--- EXERCISE ---
Every record should be written out exactly, please.

Part of a data file
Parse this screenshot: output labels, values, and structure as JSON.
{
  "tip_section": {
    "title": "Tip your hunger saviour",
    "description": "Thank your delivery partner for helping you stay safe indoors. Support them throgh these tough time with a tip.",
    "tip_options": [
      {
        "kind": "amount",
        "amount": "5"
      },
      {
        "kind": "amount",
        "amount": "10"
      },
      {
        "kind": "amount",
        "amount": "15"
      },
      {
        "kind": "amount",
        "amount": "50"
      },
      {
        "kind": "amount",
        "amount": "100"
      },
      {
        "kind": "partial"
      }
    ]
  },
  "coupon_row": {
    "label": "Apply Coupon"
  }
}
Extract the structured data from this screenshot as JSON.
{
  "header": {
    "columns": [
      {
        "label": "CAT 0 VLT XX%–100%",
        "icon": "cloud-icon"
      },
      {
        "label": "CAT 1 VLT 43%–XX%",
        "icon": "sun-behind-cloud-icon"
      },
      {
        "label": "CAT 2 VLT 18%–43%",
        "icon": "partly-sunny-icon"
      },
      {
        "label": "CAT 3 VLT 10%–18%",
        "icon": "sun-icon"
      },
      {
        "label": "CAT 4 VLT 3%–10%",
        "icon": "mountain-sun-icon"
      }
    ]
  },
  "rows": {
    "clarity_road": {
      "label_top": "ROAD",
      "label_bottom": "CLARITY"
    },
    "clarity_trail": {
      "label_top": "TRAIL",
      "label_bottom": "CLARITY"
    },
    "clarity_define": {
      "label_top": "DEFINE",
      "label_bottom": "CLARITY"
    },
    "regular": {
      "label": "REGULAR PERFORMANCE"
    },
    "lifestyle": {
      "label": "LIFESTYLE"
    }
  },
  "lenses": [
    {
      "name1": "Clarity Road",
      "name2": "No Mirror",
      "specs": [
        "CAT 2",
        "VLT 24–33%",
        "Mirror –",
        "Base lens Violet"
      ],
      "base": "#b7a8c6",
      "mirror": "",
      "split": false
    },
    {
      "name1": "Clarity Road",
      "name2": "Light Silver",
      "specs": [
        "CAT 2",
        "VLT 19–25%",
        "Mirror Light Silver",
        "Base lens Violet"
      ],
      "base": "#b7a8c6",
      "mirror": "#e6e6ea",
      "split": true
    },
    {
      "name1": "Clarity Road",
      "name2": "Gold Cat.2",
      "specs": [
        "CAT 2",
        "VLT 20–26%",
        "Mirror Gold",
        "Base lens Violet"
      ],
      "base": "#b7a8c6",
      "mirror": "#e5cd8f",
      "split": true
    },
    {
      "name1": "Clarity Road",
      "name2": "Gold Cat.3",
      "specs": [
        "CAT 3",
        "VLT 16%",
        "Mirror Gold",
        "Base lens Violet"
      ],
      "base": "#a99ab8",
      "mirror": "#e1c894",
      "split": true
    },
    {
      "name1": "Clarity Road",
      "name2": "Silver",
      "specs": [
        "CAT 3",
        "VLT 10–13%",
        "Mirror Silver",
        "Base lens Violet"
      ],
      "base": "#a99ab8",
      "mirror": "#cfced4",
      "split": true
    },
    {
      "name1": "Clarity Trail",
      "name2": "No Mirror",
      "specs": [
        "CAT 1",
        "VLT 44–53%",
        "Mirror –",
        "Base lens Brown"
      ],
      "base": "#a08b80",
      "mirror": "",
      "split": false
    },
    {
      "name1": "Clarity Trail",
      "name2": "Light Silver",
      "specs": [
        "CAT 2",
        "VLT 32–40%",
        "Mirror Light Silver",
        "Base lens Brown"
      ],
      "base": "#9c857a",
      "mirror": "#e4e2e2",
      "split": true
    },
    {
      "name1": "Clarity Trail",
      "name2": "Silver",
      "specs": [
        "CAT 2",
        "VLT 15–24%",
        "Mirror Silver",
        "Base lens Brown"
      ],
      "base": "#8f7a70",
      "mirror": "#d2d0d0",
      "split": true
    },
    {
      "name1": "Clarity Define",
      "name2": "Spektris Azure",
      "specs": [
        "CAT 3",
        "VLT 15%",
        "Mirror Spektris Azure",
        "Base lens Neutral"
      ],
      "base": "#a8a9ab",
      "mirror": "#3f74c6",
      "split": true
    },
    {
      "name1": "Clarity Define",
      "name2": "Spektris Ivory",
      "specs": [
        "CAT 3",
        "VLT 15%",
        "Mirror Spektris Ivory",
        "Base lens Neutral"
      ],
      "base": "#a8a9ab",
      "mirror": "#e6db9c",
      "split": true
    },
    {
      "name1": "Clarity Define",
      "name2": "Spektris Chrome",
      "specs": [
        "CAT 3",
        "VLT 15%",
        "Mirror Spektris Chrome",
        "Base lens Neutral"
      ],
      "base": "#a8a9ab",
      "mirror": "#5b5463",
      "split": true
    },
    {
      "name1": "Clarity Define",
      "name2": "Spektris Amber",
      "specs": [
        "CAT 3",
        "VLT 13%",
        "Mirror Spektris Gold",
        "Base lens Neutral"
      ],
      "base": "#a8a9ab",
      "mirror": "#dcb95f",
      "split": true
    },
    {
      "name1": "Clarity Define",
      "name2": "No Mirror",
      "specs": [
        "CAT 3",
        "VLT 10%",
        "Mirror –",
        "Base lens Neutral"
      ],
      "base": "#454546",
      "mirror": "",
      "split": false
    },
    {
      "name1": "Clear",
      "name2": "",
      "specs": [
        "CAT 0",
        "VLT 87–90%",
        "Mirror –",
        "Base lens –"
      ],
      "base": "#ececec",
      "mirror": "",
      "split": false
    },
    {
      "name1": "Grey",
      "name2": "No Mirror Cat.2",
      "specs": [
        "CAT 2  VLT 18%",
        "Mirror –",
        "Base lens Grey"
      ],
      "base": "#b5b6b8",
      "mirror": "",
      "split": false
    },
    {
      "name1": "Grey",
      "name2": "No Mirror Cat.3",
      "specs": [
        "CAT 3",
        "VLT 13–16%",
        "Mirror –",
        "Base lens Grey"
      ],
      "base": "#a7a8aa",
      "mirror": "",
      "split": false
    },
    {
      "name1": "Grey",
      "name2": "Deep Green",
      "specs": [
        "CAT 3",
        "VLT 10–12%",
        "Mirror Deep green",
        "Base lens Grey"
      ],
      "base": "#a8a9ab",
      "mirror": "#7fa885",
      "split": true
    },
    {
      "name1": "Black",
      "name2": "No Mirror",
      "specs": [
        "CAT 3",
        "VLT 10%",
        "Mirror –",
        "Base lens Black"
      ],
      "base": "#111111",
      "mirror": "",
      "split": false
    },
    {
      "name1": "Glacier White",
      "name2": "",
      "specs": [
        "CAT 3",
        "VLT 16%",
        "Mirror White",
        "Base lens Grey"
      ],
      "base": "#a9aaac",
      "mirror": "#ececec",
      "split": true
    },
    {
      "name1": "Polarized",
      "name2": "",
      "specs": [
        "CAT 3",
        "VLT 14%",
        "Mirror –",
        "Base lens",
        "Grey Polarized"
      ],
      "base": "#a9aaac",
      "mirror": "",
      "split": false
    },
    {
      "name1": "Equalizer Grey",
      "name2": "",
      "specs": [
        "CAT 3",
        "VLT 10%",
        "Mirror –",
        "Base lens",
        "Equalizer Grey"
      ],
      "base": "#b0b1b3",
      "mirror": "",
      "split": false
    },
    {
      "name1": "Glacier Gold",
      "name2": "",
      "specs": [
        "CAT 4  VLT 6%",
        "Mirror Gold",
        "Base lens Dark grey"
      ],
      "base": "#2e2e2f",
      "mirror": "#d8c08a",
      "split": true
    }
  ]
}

--- EXERCISE ANSWER ---
Parse this screenshot: output labels, values, and structure as JSON.
{
  "tip_section": {
    "title": "Tip your hunger saviour",
    "description": "Thank your delivery partner for helping you stay safe indoors. Support them throgh these tough time with a tip.",
    "tip_options": [
      {
        "kind": "amount",
        "amount": "5"
      },
      {
        "kind": "amount",
        "amount": "10"
      },
      {
        "kind": "amount",
        "amount": "15"
      },
      {
        "kind": "amount",
        "amount": "50"
      },
      {
        "kind": "amount",
        "amount": "100"
      },
      {
        "kind": "partial"
      }
    ]
  },
  "coupon_row": {
    "label": "Apply Coupon"
  }
}
Extract the structured data from this screenshot as JSON.
{
  "header": {
    "columns": [
      {
        "label": "CAT 0 VLT XX%–100%",
        "icon": "cloud-icon"
      },
      {
        "label": "CAT 1 VLT 43%–XX%",
        "icon": "sun-behind-cloud-icon"
      },
      {
        "label": "CAT 2 VLT 18%–43%",
        "icon": "partly-sunny-icon"
      },
      {
        "label": "CAT 3 VLT 10%–18%",
        "icon": "sun-icon"
      },
      {
        "label": "CAT 4 VLT 3%–10%",
        "icon": "mountain-sun-icon"
      }
    ]
  },
  "rows": {
    "clarity_road": {
      "label_top": "ROAD",
      "label_bottom": "CLARITY"
    },
    "clarity_trail": {
      "label_top": "TRAIL",
      "label_bottom": "CLARITY"
    },
    "clarity_define": {
      "label_top": "DEFINE",
      "label_bottom": "CLARITY"
    },
    "regular": {
      "label": "REGULAR PERFORMANCE"
    },
    "lifestyle": {
      "label": "LIFESTYLE"
    }
  },
  "lenses": [
    {
      "name1": "Clarity Road",
      "name2": "No Mirror",
      "specs": [
        "CAT 2",
        "VLT 24–33%",
        "Mirror –",
        "Base lens Violet"
      ],
      "base": "#b7a8c6",
      "mirror": "",
      "split": false
    },
    {
      "name1": "Clarity Road",
      "name2": "Light Silver",
      "specs": [
        "CAT 2",
        "VLT 19–25%",
        "Mirror Light Silver",
        "Base lens Violet"
      ],
      "base": "#b7a8c6",
      "mirror": "#e6e6ea",
      "split": true
    },
    {
      "name1": "Clarity Road",
      "name2": "Gold Cat.2",
      "specs": [
        "CAT 2",
        "VLT 20–26%",
        "Mirror Gold",
        "Base lens Violet"
      ],
      "base": "#b7a8c6",
      "mirror": "#e5cd8f",
      "split": true
    },
    {
      "name1": "Clarity Road",
      "name2": "Gold Cat.3",
      "specs": [
        "CAT 3",
        "VLT 16%",
        "Mirror Gold",
        "Base lens Violet"
      ],
      "base": "#a99ab8",
      "mirror": "#e1c894",
      "split": true
    },
    {
      "name1": "Clarity Road",
      "name2": "Silver",
      "specs": [
        "CAT 3",
        "VLT 10–13%",
        "Mirror Silver",
        "Base lens Violet"
      ],
      "base": "#a99ab8",
      "mirror": "#cfced4",
      "split": true
    },
    {
      "name1": "Clarity Trail",
      "name2": "No Mirror",
      "specs": [
        "CAT 1",
        "VLT 44–53%",
        "Mirror –",
        "Base lens Brown"
      ],
      "base": "#a08b80",
      "mirror": "",
      "split": false
    },
    {
      "name1": "Clarity Trail",
      "name2": "Light Silver",
      "specs": [
        "CAT 2",
        "VLT 32–40%",
        "Mirror Light Silver",
        "Base lens Brown"
      ],
      "base": "#9c857a",
      "mirror": "#e4e2e2",
      "split": true
    },
    {
      "name1": "Clarity Trail",
      "name2": "Silver",
      "specs": [
        "CAT 2",
        "VLT 15–24%",
        "Mirror Silver",
        "Base lens Brown"
      ],
      "base": "#8f7a70",
      "mirror": "#d2d0d0",
      "split": true
    },
    {
      "name1": "Clarity Define",
      "name2": "Spektris Azure",
      "specs": [
        "CAT 3",
        "VLT 15%",
        "Mirror Spektris Azure",
        "Base lens Neutral"
      ],
      "base": "#a8a9ab",
      "mirror": "#3f74c6",
      "split": true
    },
    {
      "name1": "Clarity Define",
      "name2": "Spektris Ivory",
      "specs": [
        "CAT 3",
        "VLT 15%",
        "Mirror Spektris Ivory",
        "Base lens Neutral"
      ],
      "base": "#a8a9ab",
      "mirror": "#e6db9c",
      "split": true
    },
    {
      "name1": "Clarity Define",
      "name2": "Spektris Chrome",
      "specs": [
        "CAT 3",
        "VLT 15%",
        "Mirror Spektris Chrome",
        "Base lens Neutral"
      ],
      "base": "#a8a9ab",
      "mirror": "#5b5463",
      "split": true
    },
    {
      "name1": "Clarity Define",
      "name2": "Spektris Amber",
      "specs": [
        "CAT 3",
        "VLT 13%",
        "Mirror Spektris Gold",
        "Base lens Neutral"
      ],
      "base": "#a8a9ab",
      "mirror": "#dcb95f",
      "split": true
    },
    {
      "name1": "Clarity Define",
      "name2": "No Mirror",
      "specs": [
        "CAT 3",
        "VLT 10%",
        "Mirror –",
        "Base lens Neutral"
      ],
      "base": "#454546",
      "mirror": "",
      "split": false
    },
    {
      "name1": "Clear",
      "name2": "",
      "specs": [
        "CAT 0",
        "VLT 87–90%",
        "Mirror –",
        "Base lens –"
      ],
      "base": "#ececec",
      "mirror": "",
      "split": false
    },
    {
      "name1": "Grey",
      "name2": "No Mirror Cat.2",
      "specs": [
        "CAT 2  VLT 18%",
        "Mirror –",
        "Base lens Grey"
      ],
      "base": "#b5b6b8",
      "mirror": "",
      "split": false
    },
    {
      "name1": "Grey",
      "name2": "No Mirror Cat.3",
      "specs": [
        "CAT 3",
        "VLT 13–16%",
        "Mirror –",
        "Base lens Grey"
      ],
      "base": "#a7a8aa",
      "mirror": "",
      "split": false
    },
    {
      "name1": "Grey",
      "name2": "Deep Green",
      "specs": [
        "CAT 3",
        "VLT 10–12%",
        "Mirror Deep green",
        "Base lens Grey"
      ],
      "base": "#a8a9ab",
      "mirror": "#7fa885",
      "split": true
    },
    {
      "name1": "Black",
      "name2": "No Mirror",
      "specs": [
        "CAT 3",
        "VLT 10%",
        "Mirror –",
        "Base lens Black"
      ],
      "base": "#111111",
      "mirror": "",
      "split": false
    },
    {
      "name1": "Glacier White",
      "name2": "",
      "specs": [
        "CAT 3",
        "VLT 16%",
        "Mirror White",
        "Base lens Grey"
      ],
      "base": "#a9aaac",
      "mirror": "#ececec",
      "split": true
    },
    {
      "name1": "Polarized",
      "name2": "",
      "specs": [
        "CAT 3",
        "VLT 14%",
        "Mirror –",
        "Base lens",
        "Grey Polarized"
      ],
      "base": "#a9aaac",
      "mirror": "",
      "split": false
    },
    {
      "name1": "Equalizer Grey",
      "name2": "",
      "specs": [
        "CAT 3",
        "VLT 10%",
        "Mirror –",
        "Base lens",
        "Equalizer Grey"
      ],
      "base": "#b0b1b3",
      "mirror": "",
      "split": false
    },
    {
      "name1": "Glacier Gold",
      "name2": "",
      "specs": [
        "CAT 4  VLT 6%",
        "Mirror Gold",
        "Base lens Dark grey"
      ],
      "base": "#2e2e2f",
      "mirror": "#d8c08a",
      "split": true
    }
  ]
}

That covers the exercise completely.